### Work to be completed
Every line of the material below should be repeated exactly.

--- Start Data shown ---

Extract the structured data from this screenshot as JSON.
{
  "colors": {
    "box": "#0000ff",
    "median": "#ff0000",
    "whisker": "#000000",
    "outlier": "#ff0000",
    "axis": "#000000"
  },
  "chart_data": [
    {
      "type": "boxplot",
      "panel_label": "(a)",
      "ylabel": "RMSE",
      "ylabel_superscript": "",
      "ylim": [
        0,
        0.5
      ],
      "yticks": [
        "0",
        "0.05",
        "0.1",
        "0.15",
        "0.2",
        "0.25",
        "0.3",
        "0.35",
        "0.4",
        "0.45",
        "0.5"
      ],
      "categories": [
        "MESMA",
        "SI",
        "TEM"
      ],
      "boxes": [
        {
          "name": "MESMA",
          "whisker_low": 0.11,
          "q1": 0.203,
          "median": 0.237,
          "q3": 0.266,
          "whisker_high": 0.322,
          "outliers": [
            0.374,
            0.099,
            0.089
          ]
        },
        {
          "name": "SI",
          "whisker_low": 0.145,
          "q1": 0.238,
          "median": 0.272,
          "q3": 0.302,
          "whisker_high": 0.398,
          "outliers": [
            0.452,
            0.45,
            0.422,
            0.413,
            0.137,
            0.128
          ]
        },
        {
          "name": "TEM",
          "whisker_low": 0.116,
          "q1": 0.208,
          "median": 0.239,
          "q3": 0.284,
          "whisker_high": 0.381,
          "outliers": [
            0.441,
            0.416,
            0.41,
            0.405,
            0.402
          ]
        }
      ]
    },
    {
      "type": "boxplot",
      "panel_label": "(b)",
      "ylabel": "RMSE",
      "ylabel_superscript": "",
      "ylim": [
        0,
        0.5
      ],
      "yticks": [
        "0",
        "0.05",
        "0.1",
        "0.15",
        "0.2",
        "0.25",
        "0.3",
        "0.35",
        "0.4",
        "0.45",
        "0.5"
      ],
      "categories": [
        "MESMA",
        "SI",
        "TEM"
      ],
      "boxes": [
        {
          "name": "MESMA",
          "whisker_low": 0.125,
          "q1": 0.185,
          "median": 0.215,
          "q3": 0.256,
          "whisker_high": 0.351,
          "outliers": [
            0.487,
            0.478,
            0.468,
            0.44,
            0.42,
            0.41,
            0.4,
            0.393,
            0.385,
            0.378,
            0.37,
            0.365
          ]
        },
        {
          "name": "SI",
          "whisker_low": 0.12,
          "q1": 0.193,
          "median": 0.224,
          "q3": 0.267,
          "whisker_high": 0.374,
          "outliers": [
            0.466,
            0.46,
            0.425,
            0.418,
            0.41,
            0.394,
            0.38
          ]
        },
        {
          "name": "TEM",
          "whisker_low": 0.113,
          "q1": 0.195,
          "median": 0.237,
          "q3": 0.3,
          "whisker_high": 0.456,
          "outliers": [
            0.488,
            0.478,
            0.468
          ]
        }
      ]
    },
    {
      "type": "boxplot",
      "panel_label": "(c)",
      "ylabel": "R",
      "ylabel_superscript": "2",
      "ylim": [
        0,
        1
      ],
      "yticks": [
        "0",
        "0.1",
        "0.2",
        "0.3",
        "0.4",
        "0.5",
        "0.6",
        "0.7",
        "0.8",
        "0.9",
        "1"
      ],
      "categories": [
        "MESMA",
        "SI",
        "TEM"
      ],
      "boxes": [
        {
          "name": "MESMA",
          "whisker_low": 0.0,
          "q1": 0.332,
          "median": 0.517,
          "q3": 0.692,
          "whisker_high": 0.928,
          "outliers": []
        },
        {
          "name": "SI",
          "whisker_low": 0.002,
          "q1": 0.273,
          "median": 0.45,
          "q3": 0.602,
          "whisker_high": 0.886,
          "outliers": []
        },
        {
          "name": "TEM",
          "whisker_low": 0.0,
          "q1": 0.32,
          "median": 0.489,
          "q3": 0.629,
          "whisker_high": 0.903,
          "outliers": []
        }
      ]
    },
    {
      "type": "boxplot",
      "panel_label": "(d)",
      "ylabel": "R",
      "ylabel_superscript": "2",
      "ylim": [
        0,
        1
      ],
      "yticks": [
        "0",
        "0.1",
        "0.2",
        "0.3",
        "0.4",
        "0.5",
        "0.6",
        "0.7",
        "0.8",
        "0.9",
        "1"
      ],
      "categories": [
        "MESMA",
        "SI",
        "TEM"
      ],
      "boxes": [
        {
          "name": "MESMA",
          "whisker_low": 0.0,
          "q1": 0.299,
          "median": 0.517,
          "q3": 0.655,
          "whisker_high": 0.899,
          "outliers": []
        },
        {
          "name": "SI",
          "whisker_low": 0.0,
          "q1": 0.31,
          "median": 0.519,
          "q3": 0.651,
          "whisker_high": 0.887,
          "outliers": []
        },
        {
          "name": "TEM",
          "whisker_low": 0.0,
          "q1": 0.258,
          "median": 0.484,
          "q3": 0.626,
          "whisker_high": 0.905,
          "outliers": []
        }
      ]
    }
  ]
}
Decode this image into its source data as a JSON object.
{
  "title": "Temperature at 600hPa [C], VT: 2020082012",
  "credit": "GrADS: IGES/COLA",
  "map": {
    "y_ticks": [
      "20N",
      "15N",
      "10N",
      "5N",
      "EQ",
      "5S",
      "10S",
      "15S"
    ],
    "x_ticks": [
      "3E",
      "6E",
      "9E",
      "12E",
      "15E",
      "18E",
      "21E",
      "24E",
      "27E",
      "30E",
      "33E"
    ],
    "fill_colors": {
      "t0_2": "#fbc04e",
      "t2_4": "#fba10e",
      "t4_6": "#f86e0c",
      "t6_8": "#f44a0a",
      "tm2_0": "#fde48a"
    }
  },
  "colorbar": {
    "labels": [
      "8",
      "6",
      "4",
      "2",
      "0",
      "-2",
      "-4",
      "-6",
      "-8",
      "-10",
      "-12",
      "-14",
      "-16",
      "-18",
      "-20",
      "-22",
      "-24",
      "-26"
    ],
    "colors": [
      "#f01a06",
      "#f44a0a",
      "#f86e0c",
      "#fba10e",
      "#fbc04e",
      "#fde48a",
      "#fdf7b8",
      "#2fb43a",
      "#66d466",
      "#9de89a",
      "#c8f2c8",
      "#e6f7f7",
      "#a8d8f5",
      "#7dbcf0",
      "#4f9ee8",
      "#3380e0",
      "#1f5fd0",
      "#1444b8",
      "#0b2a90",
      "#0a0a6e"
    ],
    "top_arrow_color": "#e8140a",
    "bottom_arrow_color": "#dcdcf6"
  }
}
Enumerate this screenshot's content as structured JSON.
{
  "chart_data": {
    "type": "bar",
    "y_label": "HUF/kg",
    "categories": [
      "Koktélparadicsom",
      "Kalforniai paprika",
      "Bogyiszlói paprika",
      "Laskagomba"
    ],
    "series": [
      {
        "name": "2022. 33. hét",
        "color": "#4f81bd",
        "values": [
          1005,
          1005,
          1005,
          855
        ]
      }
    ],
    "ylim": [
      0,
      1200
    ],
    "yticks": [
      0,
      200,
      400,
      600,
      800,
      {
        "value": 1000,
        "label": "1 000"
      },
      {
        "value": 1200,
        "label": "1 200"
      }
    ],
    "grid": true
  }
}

--- End Data shown ---

### Answer below
Extract the structured data from this screenshot as JSON.
{
  "colors": {
    "box": "#0000ff",
    "median": "#ff0000",
    "whisker": "#000000",
    "outlier": "#ff0000",
    "axis": "#000000"
  },
  "chart_data": [
    {
      "type": "boxplot",
      "panel_label": "(a)",
      "ylabel": "RMSE",
      "ylabel_superscript": "",
      "ylim": [
        0,
        0.5
      ],
      "yticks": [
        "0",
        "0.05",
        "0.1",
        "0.15",
        "0.2",
        "0.25",
        "0.3",
        "0.35",
        "0.4",
        "0.45",
        "0.5"
      ],
      "categories": [
        "MESMA",
        "SI",
        "TEM"
      ],
      "boxes": [
        {
          "name": "MESMA",
          "whisker_low": 0.11,
          "q1": 0.203,
          "median": 0.237,
          "q3": 0.266,
          "whisker_high": 0.322,
          "outliers": [
            0.374,
            0.099,
            0.089
          ]
        },
        {
          "name": "SI",
          "whisker_low": 0.145,
          "q1": 0.238,
          "median": 0.272,
          "q3": 0.302,
          "whisker_high": 0.398,
          "outliers": [
            0.452,
            0.45,
            0.422,
            0.413,
            0.137,
            0.128
          ]
        },
        {
          "name": "TEM",
          "whisker_low": 0.116,
          "q1": 0.208,
          "median": 0.239,
          "q3": 0.284,
          "whisker_high": 0.381,
          "outliers": [
            0.441,
            0.416,
            0.41,
            0.405,
            0.402
          ]
        }
      ]
    },
    {
      "type": "boxplot",
      "panel_label": "(b)",
      "ylabel": "RMSE",
      "ylabel_superscript": "",
      "ylim": [
        0,
        0.5
      ],
      "yticks": [
        "0",
        "0.05",
        "0.1",
        "0.15",
        "0.2",
        "0.25",
        "0.3",
        "0.35",
        "0.4",
        "0.45",
        "0.5"
      ],
      "categories": [
        "MESMA",
        "SI",
        "TEM"
      ],
      "boxes": [
        {
          "name": "MESMA",
          "whisker_low": 0.125,
          "q1": 0.185,
          "median": 0.215,
          "q3": 0.256,
          "whisker_high": 0.351,
          "outliers": [
            0.487,
            0.478,
            0.468,
            0.44,
            0.42,
            0.41,
            0.4,
            0.393,
            0.385,
            0.378,
            0.37,
            0.365
          ]
        },
        {
          "name": "SI",
          "whisker_low": 0.12,
          "q1": 0.193,
          "median": 0.224,
          "q3": 0.267,
          "whisker_high": 0.374,
          "outliers": [
            0.466,
            0.46,
            0.425,
            0.418,
            0.41,
            0.394,
            0.38
          ]
        },
        {
          "name": "TEM",
          "whisker_low": 0.113,
          "q1": 0.195,
          "median": 0.237,
          "q3": 0.3,
          "whisker_high": 0.456,
          "outliers": [
            0.488,
            0.478,
            0.468
          ]
        }
      ]
    },
    {
      "type": "boxplot",
      "panel_label": "(c)",
      "ylabel": "R",
      "ylabel_superscript": "2",
      "ylim": [
        0,
        1
      ],
      "yticks": [
        "0",
        "0.1",
        "0.2",
        "0.3",
        "0.4",
        "0.5",
        "0.6",
        "0.7",
        "0.8",
        "0.9",
        "1"
      ],
      "categories": [
        "MESMA",
        "SI",
        "TEM"
      ],
      "boxes": [
        {
          "name": "MESMA",
          "whisker_low": 0.0,
          "q1": 0.332,
          "median": 0.517,
          "q3": 0.692,
          "whisker_high": 0.928,
          "outliers": []
        },
        {
          "name": "SI",
          "whisker_low": 0.002,
          "q1": 0.273,
          "median": 0.45,
          "q3": 0.602,
          "whisker_high": 0.886,
          "outliers": []
        },
        {
          "name": "TEM",
          "whisker_low": 0.0,
          "q1": 0.32,
          "median": 0.489,
          "q3": 0.629,
          "whisker_high": 0.903,
          "outliers": []
        }
      ]
    },
    {
      "type": "boxplot",
      "panel_label": "(d)",
      "ylabel": "R",
      "ylabel_superscript": "2",
      "ylim": [
        0,
        1
      ],
      "yticks": [
        "0",
        "0.1",
        "0.2",
        "0.3",
        "0.4",
        "0.5",
        "0.6",
        "0.7",
        "0.8",
        "0.9",
        "1"
      ],
      "categories": [
        "MESMA",
        "SI",
        "TEM"
      ],
      "boxes": [
        {
          "name": "MESMA",
          "whisker_low": 0.0,
          "q1": 0.299,
          "median": 0.517,
          "q3": 0.655,
          "whisker_high": 0.899,
          "outliers": []
        },
        {
          "name": "SI",
          "whisker_low": 0.0,
          "q1": 0.31,
          "median": 0.519,
          "q3": 0.651,
          "whisker_high": 0.887,
          "outliers": []
        },
        {
          "name": "TEM",
          "whisker_low": 0.0,
          "q1": 0.258,
          "median": 0.484,
          "q3": 0.626,
          "whisker_high": 0.905,
          "outliers": []
        }
      ]
    }
  ]
}
Decode this image into its source data as a JSON object.
{
  "title": "Temperature at 600hPa [C], VT: 2020082012",
  "credit": "GrADS: IGES/COLA",
  "map": {
    "y_ticks": [
      "20N",
      "15N",
      "10N",
      "5N",
      "EQ",
      "5S",
      "10S",
      "15S"
    ],
    "x_ticks": [
      "3E",
      "6E",
      "9E",
      "12E",
      "15E",
      "18E",
      "21E",
      "24E",
      "27E",
      "30E",
      "33E"
    ],
    "fill_colors": {
      "t0_2": "#fbc04e",
      "t2_4": "#fba10e",
      "t4_6": "#f86e0c",
      "t6_8": "#f44a0a",
      "tm2_0": "#fde48a"
    }
  },
  "colorbar": {
    "labels": [
      "8",
      "6",
      "4",
      "2",
      "0",
      "-2",
      "-4",
      "-6",
      "-8",
      "-10",
      "-12",
      "-14",
      "-16",
      "-18",
      "-20",
      "-22",
      "-24",
      "-26"
    ],
    "colors": [
      "#f01a06",
      "#f44a0a",
      "#f86e0c",
      "#fba10e",
      "#fbc04e",
      "#fde48a",
      "#fdf7b8",
      "#2fb43a",
      "#66d466",
      "#9de89a",
      "#c8f2c8",
      "#e6f7f7",
      "#a8d8f5",
      "#7dbcf0",
      "#4f9ee8",
      "#3380e0",
      "#1f5fd0",
      "#1444b8",
      "#0b2a90",
      "#0a0a6e"
    ],
    "top_arrow_color": "#e8140a",
    "bottom_arrow_color": "#dcdcf6"
  }
}
Enumerate this screenshot's content as structured JSON.
{
  "chart_data": {
    "type": "bar",
    "y_label": "HUF/kg",
    "categories": [
      "Koktélparadicsom",
      "Kalforniai paprika",
      "Bogyiszlói paprika",
      "Laskagomba"
    ],
    "series": [
      {
        "name": "2022. 33. hét",
        "color": "#4f81bd",
        "values": [
          1005,
          1005,
          1005,
          855
        ]
      }
    ],
    "ylim": [
      0,
      1200
    ],
    "yticks": [
      0,
      200,
      400,
      600,
      800,
      {
        "value": 1000,
        "label": "1 000"
      },
      {
        "value": 1200,
        "label": "1 200"
      }
    ],
    "grid": true
  }
}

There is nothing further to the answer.